Extracted records:
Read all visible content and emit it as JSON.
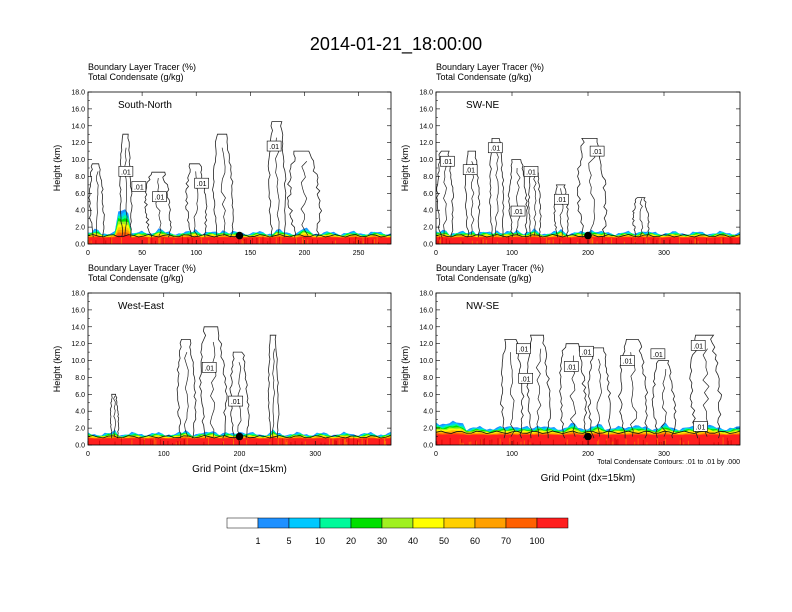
{
  "main_title": "2014-01-21_18:00:00",
  "colors": {
    "axis": "#000000",
    "contour": "#222222",
    "background": "#ffffff"
  },
  "chart_data": [
    {
      "type": "heatmap",
      "panel": "South-North",
      "title_lines": [
        "Boundary Layer Tracer   (%)",
        "Total Condensate   (g/kg)"
      ],
      "inner_label": "South-North",
      "ylabel": "Height (km)",
      "xlabel": "",
      "xlim": [
        0,
        280
      ],
      "ylim": [
        0,
        18
      ],
      "xticks": [
        0,
        50,
        100,
        150,
        200,
        250
      ],
      "yticks": [
        "0.0",
        "2.0",
        "4.0",
        "6.0",
        "8.0",
        "10.0",
        "12.0",
        "14.0",
        "16.0",
        "18.0"
      ],
      "boundary_layer_top_km": 1.3,
      "marker_x": 140,
      "contour_labels": [
        {
          "text": ".01",
          "x": 35,
          "y": 8.6
        },
        {
          "text": ".01",
          "x": 47,
          "y": 6.8
        },
        {
          "text": ".01",
          "x": 66,
          "y": 5.6
        },
        {
          "text": ".01",
          "x": 105,
          "y": 7.2
        },
        {
          "text": ".01",
          "x": 172,
          "y": 11.6
        }
      ]
    },
    {
      "type": "heatmap",
      "panel": "SW-NE",
      "title_lines": [
        "Boundary Layer Tracer   (%)",
        "Total Condensate   (g/kg)"
      ],
      "inner_label": "SW-NE",
      "ylabel": "Height (km)",
      "xlabel": "",
      "xlim": [
        0,
        400
      ],
      "ylim": [
        0,
        18
      ],
      "xticks": [
        0,
        100,
        200,
        300
      ],
      "yticks": [
        "0.0",
        "2.0",
        "4.0",
        "6.0",
        "8.0",
        "10.0",
        "12.0",
        "14.0",
        "16.0",
        "18.0"
      ],
      "boundary_layer_top_km": 1.3,
      "marker_x": 200,
      "contour_labels": [
        {
          "text": ".01",
          "x": 15,
          "y": 9.8
        },
        {
          "text": ".01",
          "x": 45,
          "y": 8.8
        },
        {
          "text": ".01",
          "x": 78,
          "y": 11.4
        },
        {
          "text": ".01",
          "x": 108,
          "y": 3.9
        },
        {
          "text": ".01",
          "x": 125,
          "y": 8.6
        },
        {
          "text": ".01",
          "x": 165,
          "y": 5.3
        },
        {
          "text": ".01",
          "x": 212,
          "y": 11.0
        }
      ]
    },
    {
      "type": "heatmap",
      "panel": "West-East",
      "title_lines": [
        "Boundary Layer Tracer   (%)",
        "Total Condensate   (g/kg)"
      ],
      "inner_label": "West-East",
      "ylabel": "Height (km)",
      "xlabel": "Grid Point (dx=15km)",
      "xlim": [
        0,
        400
      ],
      "ylim": [
        0,
        18
      ],
      "xticks": [
        0,
        100,
        200,
        300
      ],
      "yticks": [
        "0.0",
        "2.0",
        "4.0",
        "6.0",
        "8.0",
        "10.0",
        "12.0",
        "14.0",
        "16.0",
        "18.0"
      ],
      "boundary_layer_top_km": 1.3,
      "marker_x": 200,
      "contour_labels": [
        {
          "text": ".01",
          "x": 160,
          "y": 9.2
        },
        {
          "text": ".01",
          "x": 195,
          "y": 5.2
        }
      ]
    },
    {
      "type": "heatmap",
      "panel": "NW-SE",
      "title_lines": [
        "Boundary Layer Tracer   (%)",
        "Total Condensate   (g/kg)"
      ],
      "inner_label": "NW-SE",
      "ylabel": "Height (km)",
      "xlabel": "Grid Point (dx=15km)",
      "xlim": [
        0,
        400
      ],
      "ylim": [
        0,
        18
      ],
      "xticks": [
        0,
        100,
        200,
        300
      ],
      "yticks": [
        "0.0",
        "2.0",
        "4.0",
        "6.0",
        "8.0",
        "10.0",
        "12.0",
        "14.0",
        "16.0",
        "18.0"
      ],
      "boundary_layer_top_km": 2.0,
      "marker_x": 200,
      "contour_labels": [
        {
          "text": ".01",
          "x": 115,
          "y": 11.4
        },
        {
          "text": ".01",
          "x": 118,
          "y": 7.9
        },
        {
          "text": ".01",
          "x": 178,
          "y": 9.3
        },
        {
          "text": ".01",
          "x": 198,
          "y": 11.1
        },
        {
          "text": ".01",
          "x": 252,
          "y": 10.0
        },
        {
          "text": ".01",
          "x": 292,
          "y": 10.8
        },
        {
          "text": ".01",
          "x": 345,
          "y": 11.8
        },
        {
          "text": ".01",
          "x": 348,
          "y": 2.2
        }
      ],
      "footnote": "Total Condensate Contours: .01 to .01 by .000"
    }
  ],
  "colorbar": {
    "labels": [
      "1",
      "5",
      "10",
      "20",
      "30",
      "40",
      "50",
      "60",
      "70",
      "100"
    ],
    "colors": [
      "#ffffff",
      "#1e90ff",
      "#00c8ff",
      "#00fa9a",
      "#00e000",
      "#a0f020",
      "#ffff00",
      "#ffd000",
      "#ffa000",
      "#ff6000",
      "#ff1e1e"
    ]
  }
}
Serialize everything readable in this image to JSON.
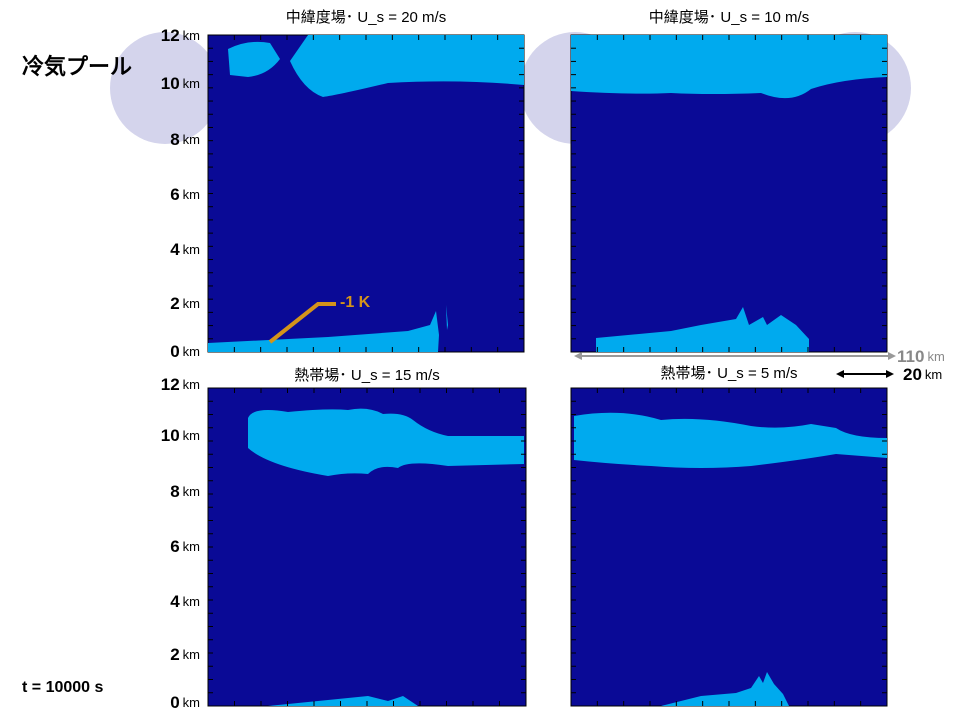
{
  "label": "冷気プール",
  "time": "t = 10000 s",
  "annotation": "-1 K",
  "yticks": [
    {
      "num": "12",
      "unit": "km"
    },
    {
      "num": "10",
      "unit": "km"
    },
    {
      "num": "8",
      "unit": "km"
    },
    {
      "num": "6",
      "unit": "km"
    },
    {
      "num": "4",
      "unit": "km"
    },
    {
      "num": "2",
      "unit": "km"
    },
    {
      "num": "0",
      "unit": "km"
    }
  ],
  "panels": [
    {
      "title": "中緯度場･ U_s = 20 m/s"
    },
    {
      "title": "中緯度場･ U_s = 10 m/s"
    },
    {
      "title": "熱帯場･ U_s = 15 m/s"
    },
    {
      "title": "熱帯場･ U_s = 5 m/s"
    }
  ],
  "scale": [
    {
      "num": "110",
      "unit": "km"
    },
    {
      "num": "20",
      "unit": "km"
    }
  ]
}
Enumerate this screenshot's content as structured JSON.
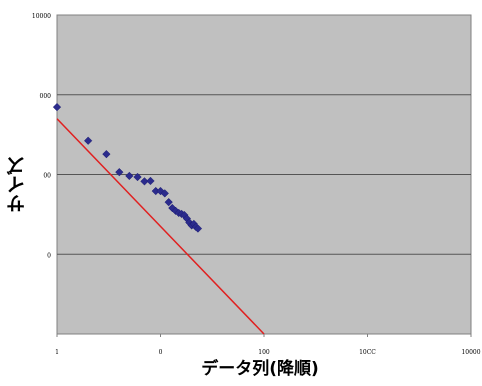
{
  "chart_data": {
    "type": "scatter",
    "title": "",
    "xlabel": "データ列(降順)",
    "ylabel": "サイズ",
    "x_scale": "log",
    "y_scale": "log",
    "xlim": [
      1,
      10000
    ],
    "ylim": [
      1,
      10000
    ],
    "x_tick_labels": [
      "1",
      "0",
      "100",
      "10CC",
      "10000"
    ],
    "y_tick_labels": [
      "10000",
      "000",
      "00",
      "0"
    ],
    "grid": "horizontal",
    "background_color": "#c0c0c0",
    "point_color": "#2b2b8c",
    "line_color": "#e02020",
    "series": [
      {
        "type": "scatter",
        "x": [
          1,
          2,
          3,
          4,
          5,
          6,
          7,
          8,
          9,
          10,
          11,
          12,
          13,
          14,
          15,
          16,
          17,
          18,
          19,
          20,
          21,
          22,
          23
        ],
        "y": [
          700,
          265,
          180,
          107,
          96,
          93,
          82,
          83,
          62,
          62,
          58,
          45,
          38,
          35,
          33,
          32,
          31,
          28,
          25,
          23,
          24,
          22,
          21
        ]
      },
      {
        "type": "line",
        "x": [
          1,
          100
        ],
        "y": [
          500,
          1
        ]
      }
    ]
  }
}
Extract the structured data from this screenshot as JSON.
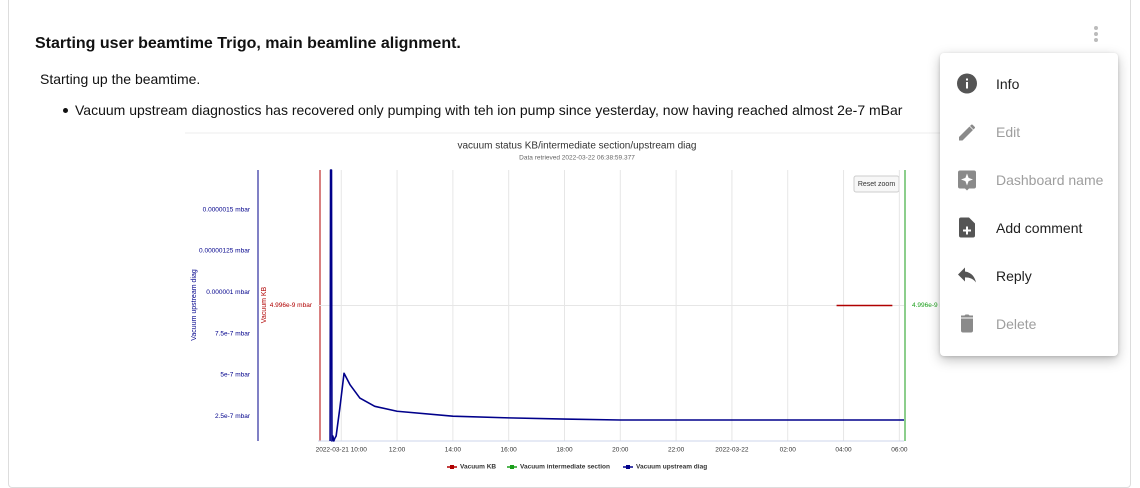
{
  "post": {
    "title": "Starting user beamtime Trigo, main beamline alignment.",
    "paragraph": "Starting up the beamtime.",
    "bullets": [
      "Vacuum upstream diagnostics has recovered only pumping with teh ion pump since yesterday, now having reached almost 2e-7 mBar"
    ]
  },
  "chart_data": {
    "type": "line",
    "title": "vacuum status KB/intermediate section/upstream diag",
    "subtitle": "Data retrieved 2022-03-22 06:38:59.377",
    "button": "Reset zoom",
    "xlim": [
      "2022-03-21 09:10",
      "2022-03-22 06:10"
    ],
    "xticks": [
      "2022-03-21 10:00",
      {
        "value": "2022-03-21 12:00",
        "label": "12:00"
      },
      {
        "value": "2022-03-21 14:00",
        "label": "14:00"
      },
      {
        "value": "2022-03-21 16:00",
        "label": "16:00"
      },
      {
        "value": "2022-03-21 18:00",
        "label": "18:00"
      },
      {
        "value": "2022-03-21 20:00",
        "label": "20:00"
      },
      {
        "value": "2022-03-21 22:00",
        "label": "22:00"
      },
      {
        "value": "2022-03-22 00:00",
        "label": "2022-03-22"
      },
      {
        "value": "2022-03-22 02:00",
        "label": "02:00"
      },
      {
        "value": "2022-03-22 04:00",
        "label": "04:00"
      },
      {
        "value": "2022-03-22 06:00",
        "label": "06:00"
      }
    ],
    "xgrid": true,
    "ylabel": "Vacuum upstream diag",
    "ylim": [
      1e-07,
      1.74e-06
    ],
    "yticks": [
      {
        "value": 2.5e-07,
        "label": "2.5e-7 mbar"
      },
      {
        "value": 5e-07,
        "label": "5e-7 mbar"
      },
      {
        "value": 7.5e-07,
        "label": "7.5e-7 mbar"
      },
      {
        "value": 1e-06,
        "label": "0.000001 mbar"
      },
      {
        "value": 1.25e-06,
        "label": "0.00000125 mbar"
      },
      {
        "value": 1.5e-06,
        "label": "0.0000015 mbar"
      }
    ],
    "y2label": "Vacuum KB",
    "y2lim": [
      4.992e-09,
      5e-09
    ],
    "y2ticks": [
      {
        "value": 4.996e-09,
        "label": "4.996e-9 mbar"
      }
    ],
    "y2grid": true,
    "y3lim": [
      4.992e-09,
      5e-09
    ],
    "y3ticks": [
      {
        "value": 4.996e-09,
        "label": "4.996e-9 mbar"
      }
    ],
    "series": [
      {
        "name": "Vacuum KB",
        "color": "#b00000",
        "axis": "y2",
        "x": [
          "2022-03-22 03:45",
          "2022-03-22 05:45"
        ],
        "values": [
          4.996e-09,
          4.996e-09
        ]
      },
      {
        "name": "Vacuum intermediate section",
        "color": "#1a9e1a",
        "axis": "y3",
        "x": [],
        "values": []
      },
      {
        "name": "Vacuum upstream diag",
        "color": "#00008b",
        "axis": "y",
        "x": [
          "2022-03-21 09:36",
          "2022-03-21 09:37",
          "2022-03-21 09:39",
          "2022-03-21 09:40",
          "2022-03-21 09:42",
          "2022-03-21 09:44",
          "2022-03-21 09:46",
          "2022-03-21 09:49",
          "2022-03-21 09:57",
          "2022-03-21 10:06",
          "2022-03-21 10:19",
          "2022-03-21 10:40",
          "2022-03-21 11:12",
          "2022-03-21 12:00",
          "2022-03-21 14:00",
          "2022-03-21 16:00",
          "2022-03-21 18:00",
          "2022-03-21 20:00",
          "2022-03-22 06:10"
        ],
        "values": [
          1e-07,
          1.74e-06,
          1.74e-06,
          1e-07,
          1.3e-07,
          1e-07,
          1.15e-07,
          1.3e-07,
          3e-07,
          5.1e-07,
          4.4e-07,
          3.6e-07,
          3.1e-07,
          2.8e-07,
          2.5e-07,
          2.4e-07,
          2.33e-07,
          2.27e-07,
          2.27e-07
        ]
      }
    ]
  },
  "menu": {
    "items": [
      {
        "label": "Info",
        "icon": "info",
        "disabled": false
      },
      {
        "label": "Edit",
        "icon": "edit",
        "disabled": true
      },
      {
        "label": "Dashboard name",
        "icon": "badge",
        "disabled": true
      },
      {
        "label": "Add comment",
        "icon": "note",
        "disabled": false
      },
      {
        "label": "Reply",
        "icon": "reply",
        "disabled": false
      },
      {
        "label": "Delete",
        "icon": "delete",
        "disabled": true
      }
    ]
  }
}
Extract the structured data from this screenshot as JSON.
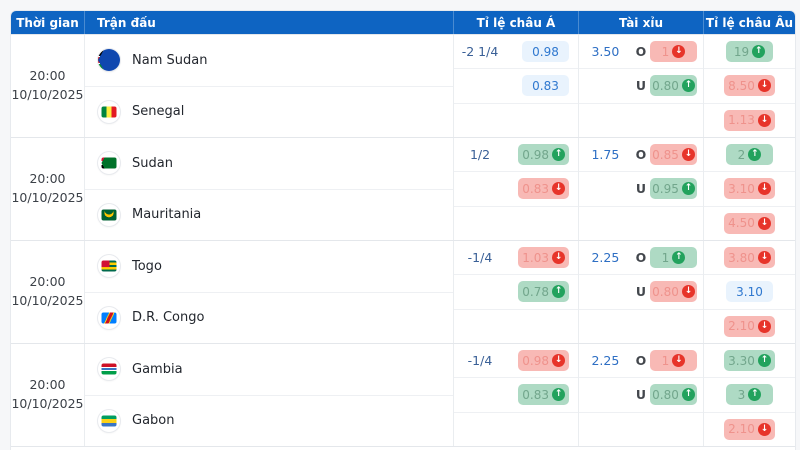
{
  "header": {
    "time": "Thời gian",
    "match": "Trận đấu",
    "asian": "Tỉ lệ châu Á",
    "ou": "Tài xỉu",
    "euro": "Tỉ lệ châu Âu"
  },
  "colors": {
    "header_bg": "#0e64c2",
    "pill_blue_bg": "#e9f3fd",
    "pill_blue_text": "#2f78cf",
    "pill_green_bg": "#aedac4",
    "pill_green_text": "#72a68c",
    "pill_red_bg": "#f8b9b5",
    "pill_red_text": "#ef928c",
    "trend_up_icon": "#22a25d",
    "trend_down_icon": "#e7342a"
  },
  "matches": [
    {
      "time": {
        "hour": "20:00",
        "date": "10/10/2025"
      },
      "home": {
        "name": "Nam Sudan",
        "flag": "flag-ssd"
      },
      "away": {
        "name": "Senegal",
        "flag": "flag-sen"
      },
      "asian": [
        {
          "hcp": "-2 1/4",
          "odds": "0.98",
          "style": "blue",
          "trend": "none"
        },
        {
          "hcp": "",
          "odds": "0.83",
          "style": "blue",
          "trend": "none"
        },
        {
          "hcp": "",
          "odds": "",
          "style": "none",
          "trend": "none"
        }
      ],
      "ou": [
        {
          "line": "3.50",
          "side": "O",
          "odds": "1",
          "style": "red",
          "trend": "down"
        },
        {
          "line": "",
          "side": "U",
          "odds": "0.80",
          "style": "green",
          "trend": "up"
        },
        {
          "line": "",
          "side": "",
          "odds": "",
          "style": "none",
          "trend": "none"
        }
      ],
      "euro": [
        {
          "odds": "19",
          "style": "green",
          "trend": "up"
        },
        {
          "odds": "8.50",
          "style": "red",
          "trend": "down"
        },
        {
          "odds": "1.13",
          "style": "red",
          "trend": "down"
        }
      ]
    },
    {
      "time": {
        "hour": "20:00",
        "date": "10/10/2025"
      },
      "home": {
        "name": "Sudan",
        "flag": "flag-sdn"
      },
      "away": {
        "name": "Mauritania",
        "flag": "flag-mrt"
      },
      "asian": [
        {
          "hcp": "1/2",
          "odds": "0.98",
          "style": "green",
          "trend": "up"
        },
        {
          "hcp": "",
          "odds": "0.83",
          "style": "red",
          "trend": "down"
        },
        {
          "hcp": "",
          "odds": "",
          "style": "none",
          "trend": "none"
        }
      ],
      "ou": [
        {
          "line": "1.75",
          "side": "O",
          "odds": "0.85",
          "style": "red",
          "trend": "down"
        },
        {
          "line": "",
          "side": "U",
          "odds": "0.95",
          "style": "green",
          "trend": "up"
        },
        {
          "line": "",
          "side": "",
          "odds": "",
          "style": "none",
          "trend": "none"
        }
      ],
      "euro": [
        {
          "odds": "2",
          "style": "green",
          "trend": "up"
        },
        {
          "odds": "3.10",
          "style": "red",
          "trend": "down"
        },
        {
          "odds": "4.50",
          "style": "red",
          "trend": "down"
        }
      ]
    },
    {
      "time": {
        "hour": "20:00",
        "date": "10/10/2025"
      },
      "home": {
        "name": "Togo",
        "flag": "flag-tgo"
      },
      "away": {
        "name": "D.R. Congo",
        "flag": "flag-cod"
      },
      "asian": [
        {
          "hcp": "-1/4",
          "odds": "1.03",
          "style": "red",
          "trend": "down"
        },
        {
          "hcp": "",
          "odds": "0.78",
          "style": "green",
          "trend": "up"
        },
        {
          "hcp": "",
          "odds": "",
          "style": "none",
          "trend": "none"
        }
      ],
      "ou": [
        {
          "line": "2.25",
          "side": "O",
          "odds": "1",
          "style": "green",
          "trend": "up"
        },
        {
          "line": "",
          "side": "U",
          "odds": "0.80",
          "style": "red",
          "trend": "down"
        },
        {
          "line": "",
          "side": "",
          "odds": "",
          "style": "none",
          "trend": "none"
        }
      ],
      "euro": [
        {
          "odds": "3.80",
          "style": "red",
          "trend": "down"
        },
        {
          "odds": "3.10",
          "style": "blue",
          "trend": "none"
        },
        {
          "odds": "2.10",
          "style": "red",
          "trend": "down"
        }
      ]
    },
    {
      "time": {
        "hour": "20:00",
        "date": "10/10/2025"
      },
      "home": {
        "name": "Gambia",
        "flag": "flag-gmb"
      },
      "away": {
        "name": "Gabon",
        "flag": "flag-gab"
      },
      "asian": [
        {
          "hcp": "-1/4",
          "odds": "0.98",
          "style": "red",
          "trend": "down"
        },
        {
          "hcp": "",
          "odds": "0.83",
          "style": "green",
          "trend": "up"
        },
        {
          "hcp": "",
          "odds": "",
          "style": "none",
          "trend": "none"
        }
      ],
      "ou": [
        {
          "line": "2.25",
          "side": "O",
          "odds": "1",
          "style": "red",
          "trend": "down"
        },
        {
          "line": "",
          "side": "U",
          "odds": "0.80",
          "style": "green",
          "trend": "up"
        },
        {
          "line": "",
          "side": "",
          "odds": "",
          "style": "none",
          "trend": "none"
        }
      ],
      "euro": [
        {
          "odds": "3.30",
          "style": "green",
          "trend": "up"
        },
        {
          "odds": "3",
          "style": "green",
          "trend": "up"
        },
        {
          "odds": "2.10",
          "style": "red",
          "trend": "down"
        }
      ]
    }
  ]
}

[Task details]: Identify every line above with the string "West" in it. Copy those lines.

[Result of the exercise]:
      "panel": "West-East",
      "inner_label": "West-East",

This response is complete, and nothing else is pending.